## Directions:
Write out all the material exactly. Leave nothing out.

## Task material:
>> Start
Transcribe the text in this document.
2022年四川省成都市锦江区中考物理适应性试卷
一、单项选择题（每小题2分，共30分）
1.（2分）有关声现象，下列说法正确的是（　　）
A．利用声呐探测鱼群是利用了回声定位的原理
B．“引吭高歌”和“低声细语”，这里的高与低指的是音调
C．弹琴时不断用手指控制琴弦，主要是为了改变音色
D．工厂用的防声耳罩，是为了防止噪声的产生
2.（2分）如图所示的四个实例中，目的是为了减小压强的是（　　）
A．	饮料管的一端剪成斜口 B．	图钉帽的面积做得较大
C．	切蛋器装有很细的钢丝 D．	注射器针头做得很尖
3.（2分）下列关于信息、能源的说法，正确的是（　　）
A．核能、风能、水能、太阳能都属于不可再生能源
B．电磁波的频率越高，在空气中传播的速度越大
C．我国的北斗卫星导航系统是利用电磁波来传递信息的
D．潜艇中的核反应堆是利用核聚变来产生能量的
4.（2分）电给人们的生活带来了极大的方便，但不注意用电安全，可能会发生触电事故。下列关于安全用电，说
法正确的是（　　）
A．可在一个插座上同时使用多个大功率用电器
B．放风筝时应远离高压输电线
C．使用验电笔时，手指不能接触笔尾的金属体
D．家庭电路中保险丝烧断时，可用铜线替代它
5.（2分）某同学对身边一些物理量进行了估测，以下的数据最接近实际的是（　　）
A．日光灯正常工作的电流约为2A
>> End
## Response to the exercise:
Transcribe the text in this document.
2022年四川省成都市锦江区中考物理适应性试卷
一、单项选择题（每小题2分，共30分）
1.（2分）有关声现象，下列说法正确的是（　　）
A．利用声呐探测鱼群是利用了回声定位的原理
B．“引吭高歌”和“低声细语”，这里的高与低指的是音调
C．弹琴时不断用手指控制琴弦，主要是为了改变音色
D．工厂用的防声耳罩，是为了防止噪声的产生
2.（2分）如图所示的四个实例中，目的是为了减小压强的是（　　）
A．	饮料管的一端剪成斜口 B．	图钉帽的面积做得较大
C．	切蛋器装有很细的钢丝 D．	注射器针头做得很尖
3.（2分）下列关于信息、能源的说法，正确的是（　　）
A．核能、风能、水能、太阳能都属于不可再生能源
B．电磁波的频率越高，在空气中传播的速度越大
C．我国的北斗卫星导航系统是利用电磁波来传递信息的
D．潜艇中的核反应堆是利用核聚变来产生能量的
4.（2分）电给人们的生活带来了极大的方便，但不注意用电安全，可能会发生触电事故。下列关于安全用电，说
法正确的是（　　）
A．可在一个插座上同时使用多个大功率用电器
B．放风筝时应远离高压输电线
C．使用验电笔时，手指不能接触笔尾的金属体
D．家庭电路中保险丝烧断时，可用铜线替代它
5.（2分）某同学对身边一些物理量进行了估测，以下的数据最接近实际的是（　　）
A．日光灯正常工作的电流约为2A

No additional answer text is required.